= Work required =
In the listing below, find every line containing "text" and copy it out.

[begin Data supplied]

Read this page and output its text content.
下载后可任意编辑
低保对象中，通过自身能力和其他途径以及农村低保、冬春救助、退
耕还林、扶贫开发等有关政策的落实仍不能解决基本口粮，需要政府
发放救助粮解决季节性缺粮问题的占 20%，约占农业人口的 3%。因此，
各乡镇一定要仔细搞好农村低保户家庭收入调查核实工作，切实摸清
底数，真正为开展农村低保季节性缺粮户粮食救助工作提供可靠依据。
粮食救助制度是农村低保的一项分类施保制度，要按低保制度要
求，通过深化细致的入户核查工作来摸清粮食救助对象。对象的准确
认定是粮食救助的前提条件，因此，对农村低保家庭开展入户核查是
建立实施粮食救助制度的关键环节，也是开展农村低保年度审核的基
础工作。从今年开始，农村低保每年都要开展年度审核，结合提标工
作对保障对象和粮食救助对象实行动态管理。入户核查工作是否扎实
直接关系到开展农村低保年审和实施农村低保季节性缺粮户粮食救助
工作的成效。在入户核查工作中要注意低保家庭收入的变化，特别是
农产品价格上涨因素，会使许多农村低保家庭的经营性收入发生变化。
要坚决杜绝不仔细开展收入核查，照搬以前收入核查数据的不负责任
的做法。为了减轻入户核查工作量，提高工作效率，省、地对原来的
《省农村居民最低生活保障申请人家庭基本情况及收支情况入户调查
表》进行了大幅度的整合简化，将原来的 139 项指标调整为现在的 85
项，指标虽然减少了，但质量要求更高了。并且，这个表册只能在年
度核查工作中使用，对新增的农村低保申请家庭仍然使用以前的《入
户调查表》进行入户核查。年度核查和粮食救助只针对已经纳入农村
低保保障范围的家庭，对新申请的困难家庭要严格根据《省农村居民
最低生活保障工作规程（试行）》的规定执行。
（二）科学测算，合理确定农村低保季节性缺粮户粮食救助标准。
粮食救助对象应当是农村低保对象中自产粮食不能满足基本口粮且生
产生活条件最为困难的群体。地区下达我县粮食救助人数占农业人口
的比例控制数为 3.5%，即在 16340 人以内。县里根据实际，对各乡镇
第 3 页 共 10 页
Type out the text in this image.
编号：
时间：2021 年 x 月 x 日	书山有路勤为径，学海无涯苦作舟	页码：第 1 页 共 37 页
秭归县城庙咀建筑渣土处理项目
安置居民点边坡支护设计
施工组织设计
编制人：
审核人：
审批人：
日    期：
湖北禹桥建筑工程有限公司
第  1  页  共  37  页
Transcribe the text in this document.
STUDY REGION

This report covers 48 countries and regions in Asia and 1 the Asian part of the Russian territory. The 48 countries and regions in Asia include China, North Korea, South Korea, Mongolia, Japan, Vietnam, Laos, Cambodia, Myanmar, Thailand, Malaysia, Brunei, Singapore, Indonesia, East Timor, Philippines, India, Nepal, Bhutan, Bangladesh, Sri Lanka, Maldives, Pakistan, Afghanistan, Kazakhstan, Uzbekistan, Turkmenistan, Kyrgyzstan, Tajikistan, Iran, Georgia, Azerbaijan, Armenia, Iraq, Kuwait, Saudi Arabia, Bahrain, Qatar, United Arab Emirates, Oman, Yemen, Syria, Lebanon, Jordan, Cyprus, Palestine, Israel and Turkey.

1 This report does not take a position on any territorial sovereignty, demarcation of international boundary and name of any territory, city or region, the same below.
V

[end Data supplied]

= Exercise answer =
Read this page and output its text content.
Type out the text in this image.
Transcribe the text in this document.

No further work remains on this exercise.